Your task:
Reproduce each line that includes the word "equipment".

Extracts from a graphics dataset:
>>>>

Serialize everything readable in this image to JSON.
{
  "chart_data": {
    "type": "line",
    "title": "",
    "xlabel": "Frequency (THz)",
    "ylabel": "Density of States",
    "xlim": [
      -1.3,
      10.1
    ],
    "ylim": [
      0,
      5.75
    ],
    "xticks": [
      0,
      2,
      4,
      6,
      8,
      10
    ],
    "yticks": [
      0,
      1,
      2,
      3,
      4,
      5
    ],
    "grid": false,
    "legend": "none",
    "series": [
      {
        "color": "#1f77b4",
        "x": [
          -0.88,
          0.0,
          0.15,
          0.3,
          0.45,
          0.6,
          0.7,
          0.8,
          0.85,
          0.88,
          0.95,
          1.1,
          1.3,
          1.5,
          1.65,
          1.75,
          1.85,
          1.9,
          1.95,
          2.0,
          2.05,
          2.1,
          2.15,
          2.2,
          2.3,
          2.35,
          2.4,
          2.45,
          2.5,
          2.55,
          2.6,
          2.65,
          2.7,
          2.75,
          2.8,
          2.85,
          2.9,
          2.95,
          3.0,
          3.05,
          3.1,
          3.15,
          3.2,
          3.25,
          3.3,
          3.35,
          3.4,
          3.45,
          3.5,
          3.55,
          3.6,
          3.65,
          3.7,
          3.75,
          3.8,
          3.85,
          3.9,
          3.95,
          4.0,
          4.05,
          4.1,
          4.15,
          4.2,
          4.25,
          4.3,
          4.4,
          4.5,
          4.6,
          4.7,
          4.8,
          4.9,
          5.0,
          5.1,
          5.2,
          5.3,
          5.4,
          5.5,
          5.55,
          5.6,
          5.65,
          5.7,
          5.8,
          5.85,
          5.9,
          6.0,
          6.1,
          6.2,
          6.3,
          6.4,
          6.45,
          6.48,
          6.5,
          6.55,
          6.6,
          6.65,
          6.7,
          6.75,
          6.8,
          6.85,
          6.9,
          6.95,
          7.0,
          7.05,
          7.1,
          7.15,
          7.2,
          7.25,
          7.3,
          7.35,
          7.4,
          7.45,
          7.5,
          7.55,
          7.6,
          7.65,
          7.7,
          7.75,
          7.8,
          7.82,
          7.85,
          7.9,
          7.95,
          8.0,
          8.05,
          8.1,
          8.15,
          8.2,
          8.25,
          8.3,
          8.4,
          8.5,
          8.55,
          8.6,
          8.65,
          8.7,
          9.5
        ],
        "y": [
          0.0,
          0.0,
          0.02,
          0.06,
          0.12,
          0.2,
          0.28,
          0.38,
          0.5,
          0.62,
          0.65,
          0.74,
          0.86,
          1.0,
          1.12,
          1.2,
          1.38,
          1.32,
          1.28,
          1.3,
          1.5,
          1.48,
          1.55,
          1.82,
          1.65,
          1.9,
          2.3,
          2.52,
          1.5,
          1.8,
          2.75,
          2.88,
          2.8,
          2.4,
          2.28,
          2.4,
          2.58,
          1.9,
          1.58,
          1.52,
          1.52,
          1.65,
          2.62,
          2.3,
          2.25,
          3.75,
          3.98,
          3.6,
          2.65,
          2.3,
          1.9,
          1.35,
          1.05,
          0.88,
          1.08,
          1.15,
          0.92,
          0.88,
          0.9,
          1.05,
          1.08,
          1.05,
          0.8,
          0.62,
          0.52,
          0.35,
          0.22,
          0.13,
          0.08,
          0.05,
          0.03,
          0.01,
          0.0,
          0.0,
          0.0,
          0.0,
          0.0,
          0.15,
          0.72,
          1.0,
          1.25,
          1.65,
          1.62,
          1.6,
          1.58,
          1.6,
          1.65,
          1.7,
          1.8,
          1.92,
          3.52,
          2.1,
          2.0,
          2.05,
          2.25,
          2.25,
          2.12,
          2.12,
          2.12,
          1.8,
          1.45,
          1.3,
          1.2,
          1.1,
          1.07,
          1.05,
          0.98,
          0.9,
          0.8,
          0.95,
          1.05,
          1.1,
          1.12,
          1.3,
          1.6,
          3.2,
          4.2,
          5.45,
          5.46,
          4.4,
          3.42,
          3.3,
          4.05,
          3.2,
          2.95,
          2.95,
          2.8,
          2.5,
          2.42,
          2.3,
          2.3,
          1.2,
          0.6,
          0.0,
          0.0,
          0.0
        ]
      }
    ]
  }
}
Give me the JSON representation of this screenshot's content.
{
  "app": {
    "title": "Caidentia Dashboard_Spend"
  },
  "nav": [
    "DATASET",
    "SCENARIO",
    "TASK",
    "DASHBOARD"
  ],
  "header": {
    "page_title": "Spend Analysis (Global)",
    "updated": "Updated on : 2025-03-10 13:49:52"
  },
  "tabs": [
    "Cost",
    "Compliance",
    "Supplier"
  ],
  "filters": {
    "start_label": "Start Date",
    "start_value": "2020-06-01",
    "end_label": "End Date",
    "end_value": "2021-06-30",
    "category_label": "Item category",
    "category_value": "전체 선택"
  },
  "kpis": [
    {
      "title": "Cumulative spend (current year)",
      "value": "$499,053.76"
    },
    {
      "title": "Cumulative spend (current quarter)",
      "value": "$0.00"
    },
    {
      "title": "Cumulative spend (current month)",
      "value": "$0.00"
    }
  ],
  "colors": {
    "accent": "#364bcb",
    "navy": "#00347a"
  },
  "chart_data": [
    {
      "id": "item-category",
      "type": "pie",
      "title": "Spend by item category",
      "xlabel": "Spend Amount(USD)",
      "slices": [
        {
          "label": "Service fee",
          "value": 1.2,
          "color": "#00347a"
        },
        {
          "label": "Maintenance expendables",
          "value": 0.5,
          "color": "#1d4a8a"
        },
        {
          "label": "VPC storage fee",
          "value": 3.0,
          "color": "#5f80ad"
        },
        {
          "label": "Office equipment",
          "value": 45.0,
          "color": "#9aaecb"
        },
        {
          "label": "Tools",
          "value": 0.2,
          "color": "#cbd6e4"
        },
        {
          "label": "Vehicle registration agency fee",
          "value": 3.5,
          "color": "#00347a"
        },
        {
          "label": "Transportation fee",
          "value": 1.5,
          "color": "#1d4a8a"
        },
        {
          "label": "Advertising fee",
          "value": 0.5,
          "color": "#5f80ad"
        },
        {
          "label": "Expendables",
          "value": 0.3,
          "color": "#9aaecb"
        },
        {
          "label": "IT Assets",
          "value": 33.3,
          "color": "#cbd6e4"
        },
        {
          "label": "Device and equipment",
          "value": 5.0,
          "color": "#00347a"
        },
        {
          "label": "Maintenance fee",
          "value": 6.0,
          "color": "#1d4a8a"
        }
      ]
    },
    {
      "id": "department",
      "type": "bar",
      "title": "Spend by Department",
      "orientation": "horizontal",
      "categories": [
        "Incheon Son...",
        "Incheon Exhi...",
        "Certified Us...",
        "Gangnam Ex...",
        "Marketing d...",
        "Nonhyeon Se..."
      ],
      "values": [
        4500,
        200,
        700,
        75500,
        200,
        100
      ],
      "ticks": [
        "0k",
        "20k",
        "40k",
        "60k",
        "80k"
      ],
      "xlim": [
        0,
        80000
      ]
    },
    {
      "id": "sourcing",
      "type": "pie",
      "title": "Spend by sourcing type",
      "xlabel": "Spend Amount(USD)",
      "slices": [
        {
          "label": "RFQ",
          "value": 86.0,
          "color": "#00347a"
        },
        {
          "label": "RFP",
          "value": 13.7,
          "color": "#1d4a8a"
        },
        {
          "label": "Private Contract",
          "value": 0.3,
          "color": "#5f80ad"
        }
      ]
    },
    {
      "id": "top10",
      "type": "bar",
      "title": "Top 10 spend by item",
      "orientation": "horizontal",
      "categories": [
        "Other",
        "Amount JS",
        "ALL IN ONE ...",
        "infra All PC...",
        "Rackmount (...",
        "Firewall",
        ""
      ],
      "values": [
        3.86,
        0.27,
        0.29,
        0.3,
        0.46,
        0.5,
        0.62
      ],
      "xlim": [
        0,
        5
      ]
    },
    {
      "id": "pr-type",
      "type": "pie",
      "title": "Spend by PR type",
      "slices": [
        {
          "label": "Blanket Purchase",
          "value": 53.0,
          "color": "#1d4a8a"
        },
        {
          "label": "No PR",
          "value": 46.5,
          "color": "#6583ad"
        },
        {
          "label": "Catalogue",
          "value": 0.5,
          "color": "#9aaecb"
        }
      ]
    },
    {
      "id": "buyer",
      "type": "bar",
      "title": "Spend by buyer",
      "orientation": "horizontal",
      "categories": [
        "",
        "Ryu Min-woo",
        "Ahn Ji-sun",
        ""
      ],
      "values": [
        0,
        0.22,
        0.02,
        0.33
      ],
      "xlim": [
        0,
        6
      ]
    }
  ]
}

<<<<

Final result:
          "label": "Office equipment",
          "label": "Device and equipment",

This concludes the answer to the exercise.